Records from a collection of figures

##########

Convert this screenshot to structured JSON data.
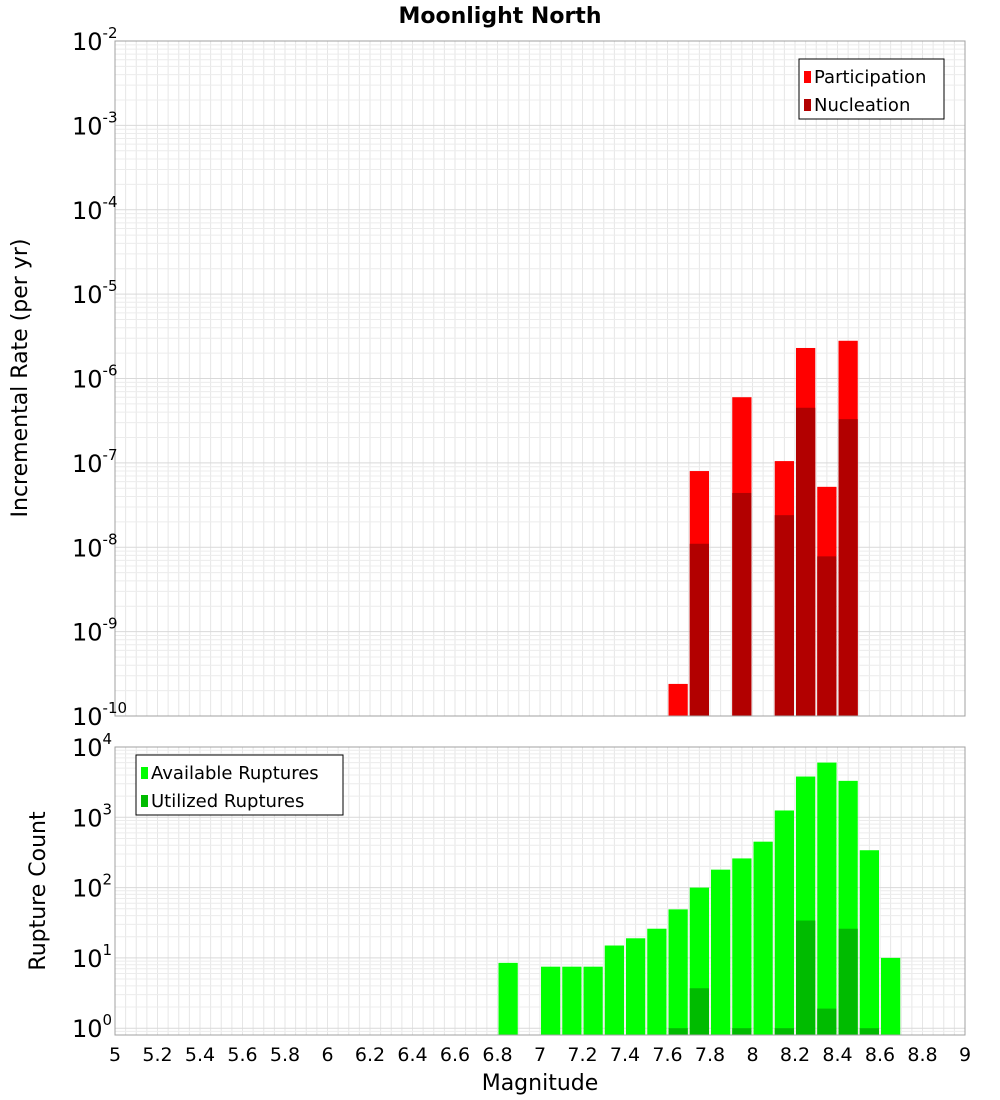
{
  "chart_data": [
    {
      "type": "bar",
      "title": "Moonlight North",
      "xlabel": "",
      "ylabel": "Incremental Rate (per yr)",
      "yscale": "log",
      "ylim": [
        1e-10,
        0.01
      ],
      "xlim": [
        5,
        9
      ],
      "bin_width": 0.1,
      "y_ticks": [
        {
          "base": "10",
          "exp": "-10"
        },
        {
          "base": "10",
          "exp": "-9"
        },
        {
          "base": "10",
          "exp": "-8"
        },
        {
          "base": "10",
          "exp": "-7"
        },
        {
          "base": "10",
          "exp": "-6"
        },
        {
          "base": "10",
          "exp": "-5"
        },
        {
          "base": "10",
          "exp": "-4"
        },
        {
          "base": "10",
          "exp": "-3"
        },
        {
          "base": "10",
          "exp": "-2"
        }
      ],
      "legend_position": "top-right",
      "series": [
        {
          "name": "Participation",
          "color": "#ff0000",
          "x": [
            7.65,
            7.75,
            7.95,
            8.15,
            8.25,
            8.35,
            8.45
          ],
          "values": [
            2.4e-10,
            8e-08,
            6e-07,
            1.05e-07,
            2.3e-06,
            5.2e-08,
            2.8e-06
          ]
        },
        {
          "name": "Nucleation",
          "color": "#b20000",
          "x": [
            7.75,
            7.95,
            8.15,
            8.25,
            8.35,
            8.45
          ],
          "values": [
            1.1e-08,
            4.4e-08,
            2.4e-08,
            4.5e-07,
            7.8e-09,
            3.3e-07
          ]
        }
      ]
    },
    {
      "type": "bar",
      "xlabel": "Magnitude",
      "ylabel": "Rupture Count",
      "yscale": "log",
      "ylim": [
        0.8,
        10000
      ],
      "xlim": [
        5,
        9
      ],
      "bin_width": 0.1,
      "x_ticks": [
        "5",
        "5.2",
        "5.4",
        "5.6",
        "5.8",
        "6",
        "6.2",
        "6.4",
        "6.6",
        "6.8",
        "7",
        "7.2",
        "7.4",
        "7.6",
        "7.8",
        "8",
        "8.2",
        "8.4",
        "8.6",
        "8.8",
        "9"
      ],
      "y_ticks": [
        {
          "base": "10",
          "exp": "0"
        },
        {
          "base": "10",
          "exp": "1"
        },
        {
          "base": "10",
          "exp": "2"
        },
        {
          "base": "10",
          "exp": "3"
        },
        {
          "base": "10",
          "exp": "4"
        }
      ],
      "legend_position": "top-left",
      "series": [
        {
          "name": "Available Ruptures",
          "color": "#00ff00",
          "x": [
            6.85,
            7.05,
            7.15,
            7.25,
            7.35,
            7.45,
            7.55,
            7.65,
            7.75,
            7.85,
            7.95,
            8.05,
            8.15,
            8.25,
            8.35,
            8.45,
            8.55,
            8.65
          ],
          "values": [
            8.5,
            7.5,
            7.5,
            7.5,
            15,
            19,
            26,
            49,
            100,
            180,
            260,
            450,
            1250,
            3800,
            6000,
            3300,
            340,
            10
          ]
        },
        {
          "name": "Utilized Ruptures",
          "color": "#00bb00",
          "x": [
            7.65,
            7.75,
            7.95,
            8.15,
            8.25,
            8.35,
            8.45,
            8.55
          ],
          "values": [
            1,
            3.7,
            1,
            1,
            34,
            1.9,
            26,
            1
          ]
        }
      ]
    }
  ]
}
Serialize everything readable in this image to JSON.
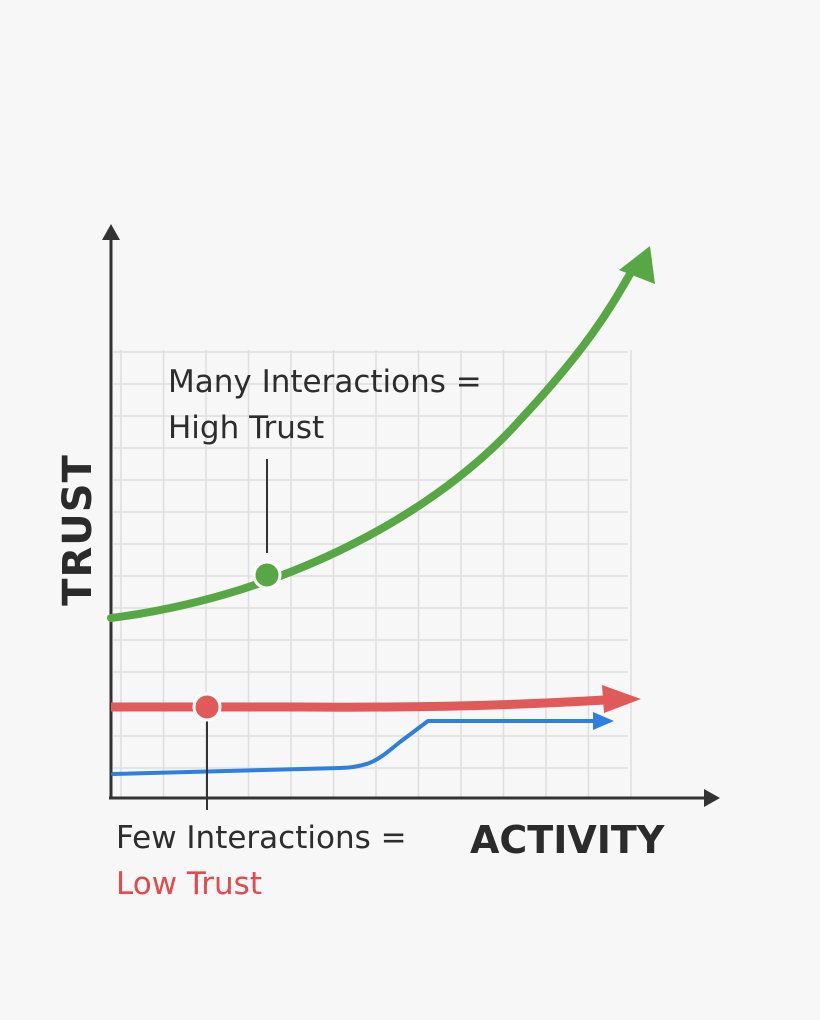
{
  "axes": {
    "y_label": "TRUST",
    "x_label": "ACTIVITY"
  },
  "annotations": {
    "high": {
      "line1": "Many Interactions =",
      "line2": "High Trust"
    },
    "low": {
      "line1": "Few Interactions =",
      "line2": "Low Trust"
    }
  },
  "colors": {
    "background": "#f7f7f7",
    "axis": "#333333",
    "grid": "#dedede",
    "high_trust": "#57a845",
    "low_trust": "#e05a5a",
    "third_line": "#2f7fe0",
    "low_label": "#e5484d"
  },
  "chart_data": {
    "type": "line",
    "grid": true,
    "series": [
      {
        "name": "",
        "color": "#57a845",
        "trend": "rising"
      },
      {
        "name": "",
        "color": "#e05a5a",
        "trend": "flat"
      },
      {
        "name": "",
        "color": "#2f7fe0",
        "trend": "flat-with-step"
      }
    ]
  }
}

##########

■ **REQUIRED WORK**:
Find the line that contains "Serialize everything readable", then write out that line and every line after it through the end of the records, exactly. Leave the pictures out.

■ **RESPONSE TO THIS TASK**:
Serialize everything readable in this image to JSON.
{
  "axes": {
    "y_label": "TRUST",
    "x_label": "ACTIVITY"
  },
  "annotations": {
    "high": {
      "line1": "Many Interactions =",
      "line2": "High Trust"
    },
    "low": {
      "line1": "Few Interactions =",
      "line2": "Low Trust"
    }
  },
  "colors": {
    "background": "#f7f7f7",
    "axis": "#333333",
    "grid": "#dedede",
    "high_trust": "#57a845",
    "low_trust": "#e05a5a",
    "third_line": "#2f7fe0",
    "low_label": "#e5484d"
  },
  "chart_data": {
    "type": "line",
    "grid": true,
    "series": [
      {
        "name": "",
        "color": "#57a845",
        "trend": "rising"
      },
      {
        "name": "",
        "color": "#e05a5a",
        "trend": "flat"
      },
      {
        "name": "",
        "color": "#2f7fe0",
        "trend": "flat-with-step"
      }
    ]
  }
}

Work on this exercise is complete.